EXERCISE DESCRIPTION: Lines containing the word "this" are the ones to copy from the records below.
::: DATA :::
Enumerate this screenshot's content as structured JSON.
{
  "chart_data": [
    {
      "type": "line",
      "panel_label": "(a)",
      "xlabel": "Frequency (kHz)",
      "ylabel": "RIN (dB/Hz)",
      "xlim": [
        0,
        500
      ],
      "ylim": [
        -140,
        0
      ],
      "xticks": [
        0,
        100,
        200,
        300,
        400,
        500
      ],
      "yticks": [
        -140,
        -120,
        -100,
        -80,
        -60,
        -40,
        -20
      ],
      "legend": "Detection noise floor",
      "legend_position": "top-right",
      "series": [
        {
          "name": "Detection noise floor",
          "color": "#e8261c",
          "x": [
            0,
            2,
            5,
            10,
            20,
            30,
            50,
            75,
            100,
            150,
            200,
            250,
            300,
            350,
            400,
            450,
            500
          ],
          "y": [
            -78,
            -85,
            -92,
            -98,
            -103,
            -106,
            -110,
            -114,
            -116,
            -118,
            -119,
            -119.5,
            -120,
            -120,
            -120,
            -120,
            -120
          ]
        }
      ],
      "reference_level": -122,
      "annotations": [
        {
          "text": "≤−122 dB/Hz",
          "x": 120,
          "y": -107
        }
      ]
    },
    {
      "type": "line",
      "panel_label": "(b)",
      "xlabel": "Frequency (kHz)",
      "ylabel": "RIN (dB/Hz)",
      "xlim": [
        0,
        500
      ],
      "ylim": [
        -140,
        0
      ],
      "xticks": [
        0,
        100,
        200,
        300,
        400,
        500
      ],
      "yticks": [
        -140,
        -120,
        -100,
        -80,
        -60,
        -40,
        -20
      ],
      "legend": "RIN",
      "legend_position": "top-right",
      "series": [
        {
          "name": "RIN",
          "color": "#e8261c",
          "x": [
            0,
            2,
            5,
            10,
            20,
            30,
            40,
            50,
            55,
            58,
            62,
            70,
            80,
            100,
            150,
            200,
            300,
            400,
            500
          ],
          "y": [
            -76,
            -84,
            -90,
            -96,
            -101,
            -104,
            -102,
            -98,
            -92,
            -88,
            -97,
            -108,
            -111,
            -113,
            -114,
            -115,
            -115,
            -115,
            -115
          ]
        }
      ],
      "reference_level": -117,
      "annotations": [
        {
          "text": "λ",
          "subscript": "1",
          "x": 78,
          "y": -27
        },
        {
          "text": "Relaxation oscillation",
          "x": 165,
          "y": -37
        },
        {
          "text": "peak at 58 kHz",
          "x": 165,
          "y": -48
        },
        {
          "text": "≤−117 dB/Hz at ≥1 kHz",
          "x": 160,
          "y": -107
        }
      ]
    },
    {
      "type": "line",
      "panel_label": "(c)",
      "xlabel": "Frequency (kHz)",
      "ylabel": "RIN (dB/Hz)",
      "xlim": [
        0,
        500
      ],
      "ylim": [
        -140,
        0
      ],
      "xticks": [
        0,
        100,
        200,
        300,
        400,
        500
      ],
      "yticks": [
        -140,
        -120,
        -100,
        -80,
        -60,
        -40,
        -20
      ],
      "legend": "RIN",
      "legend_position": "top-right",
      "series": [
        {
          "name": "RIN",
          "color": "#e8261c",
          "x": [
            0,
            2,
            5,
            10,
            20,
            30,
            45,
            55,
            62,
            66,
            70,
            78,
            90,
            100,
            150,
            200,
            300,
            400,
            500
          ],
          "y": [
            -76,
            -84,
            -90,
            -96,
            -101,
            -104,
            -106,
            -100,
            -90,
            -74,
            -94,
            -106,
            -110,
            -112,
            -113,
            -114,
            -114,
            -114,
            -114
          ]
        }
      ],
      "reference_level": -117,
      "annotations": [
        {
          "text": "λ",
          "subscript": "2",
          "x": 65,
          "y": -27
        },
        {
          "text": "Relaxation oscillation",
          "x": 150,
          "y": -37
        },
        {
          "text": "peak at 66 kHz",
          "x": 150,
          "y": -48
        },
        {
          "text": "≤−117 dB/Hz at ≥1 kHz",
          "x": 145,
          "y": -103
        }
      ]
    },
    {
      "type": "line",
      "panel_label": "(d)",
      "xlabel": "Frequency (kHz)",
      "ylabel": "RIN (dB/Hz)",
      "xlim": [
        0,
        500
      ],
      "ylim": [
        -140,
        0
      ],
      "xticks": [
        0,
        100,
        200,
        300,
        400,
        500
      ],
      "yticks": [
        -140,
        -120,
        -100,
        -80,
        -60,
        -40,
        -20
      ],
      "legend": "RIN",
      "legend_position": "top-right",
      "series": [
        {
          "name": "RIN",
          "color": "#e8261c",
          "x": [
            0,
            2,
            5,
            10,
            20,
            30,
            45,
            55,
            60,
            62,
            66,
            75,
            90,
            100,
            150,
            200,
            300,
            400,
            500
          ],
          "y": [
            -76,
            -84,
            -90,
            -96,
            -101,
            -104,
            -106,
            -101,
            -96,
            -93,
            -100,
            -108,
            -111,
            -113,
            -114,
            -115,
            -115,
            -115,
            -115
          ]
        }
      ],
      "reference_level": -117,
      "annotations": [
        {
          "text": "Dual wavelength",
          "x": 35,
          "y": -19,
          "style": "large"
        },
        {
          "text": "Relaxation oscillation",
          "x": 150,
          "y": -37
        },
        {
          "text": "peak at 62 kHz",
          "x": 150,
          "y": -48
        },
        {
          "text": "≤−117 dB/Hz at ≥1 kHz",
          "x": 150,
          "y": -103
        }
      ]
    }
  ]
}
:::
::: DATA :::
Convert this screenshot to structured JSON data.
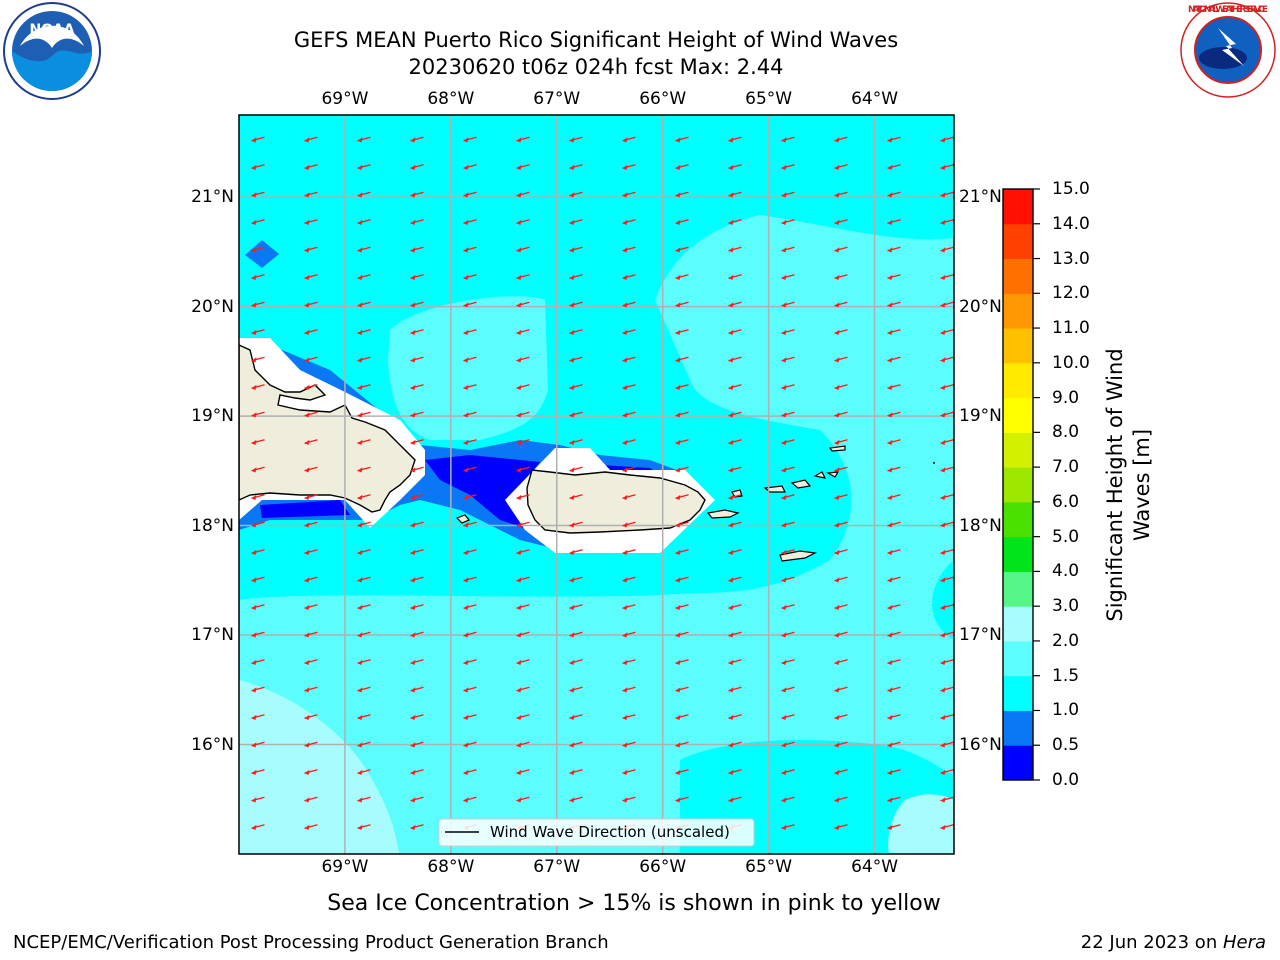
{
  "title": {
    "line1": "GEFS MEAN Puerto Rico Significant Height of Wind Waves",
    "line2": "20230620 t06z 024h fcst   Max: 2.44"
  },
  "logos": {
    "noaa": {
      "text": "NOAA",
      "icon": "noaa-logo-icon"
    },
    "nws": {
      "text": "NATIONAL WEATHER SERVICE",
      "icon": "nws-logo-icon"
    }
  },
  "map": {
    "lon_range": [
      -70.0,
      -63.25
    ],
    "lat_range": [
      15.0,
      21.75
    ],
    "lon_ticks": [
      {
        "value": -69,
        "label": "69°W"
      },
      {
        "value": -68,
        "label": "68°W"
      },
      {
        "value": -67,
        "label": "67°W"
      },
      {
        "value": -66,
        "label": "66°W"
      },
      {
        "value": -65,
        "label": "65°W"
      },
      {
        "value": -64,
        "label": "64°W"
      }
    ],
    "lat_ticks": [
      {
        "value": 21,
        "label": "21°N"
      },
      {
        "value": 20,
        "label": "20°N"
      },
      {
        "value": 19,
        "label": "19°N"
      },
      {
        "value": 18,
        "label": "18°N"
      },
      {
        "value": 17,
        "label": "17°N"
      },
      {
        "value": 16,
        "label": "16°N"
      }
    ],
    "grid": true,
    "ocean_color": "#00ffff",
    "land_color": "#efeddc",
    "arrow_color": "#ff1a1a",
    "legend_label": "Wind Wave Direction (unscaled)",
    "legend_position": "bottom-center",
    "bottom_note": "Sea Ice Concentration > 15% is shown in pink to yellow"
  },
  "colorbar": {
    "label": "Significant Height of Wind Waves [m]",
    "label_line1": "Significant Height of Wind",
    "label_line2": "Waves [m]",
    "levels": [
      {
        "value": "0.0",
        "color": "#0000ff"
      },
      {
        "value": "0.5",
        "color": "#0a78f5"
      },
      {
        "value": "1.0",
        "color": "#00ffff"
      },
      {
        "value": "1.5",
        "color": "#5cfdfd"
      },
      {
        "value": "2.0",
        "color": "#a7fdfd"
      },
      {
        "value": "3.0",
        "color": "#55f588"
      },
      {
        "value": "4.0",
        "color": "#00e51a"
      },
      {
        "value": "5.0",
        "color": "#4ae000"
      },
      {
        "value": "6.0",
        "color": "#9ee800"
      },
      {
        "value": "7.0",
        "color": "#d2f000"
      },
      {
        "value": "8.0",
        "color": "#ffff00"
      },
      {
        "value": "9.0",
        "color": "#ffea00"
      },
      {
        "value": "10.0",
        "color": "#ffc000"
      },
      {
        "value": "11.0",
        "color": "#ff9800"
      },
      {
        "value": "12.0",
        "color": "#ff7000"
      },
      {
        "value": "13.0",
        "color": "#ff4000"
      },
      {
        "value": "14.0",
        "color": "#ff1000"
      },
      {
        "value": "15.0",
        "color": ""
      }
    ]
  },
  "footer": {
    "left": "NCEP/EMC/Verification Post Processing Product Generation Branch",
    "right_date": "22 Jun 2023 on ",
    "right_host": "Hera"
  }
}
:::
THE RESPONSE:
Enumerate this screenshot's content as structured JSON.
Convert this screenshot to structured JSON data.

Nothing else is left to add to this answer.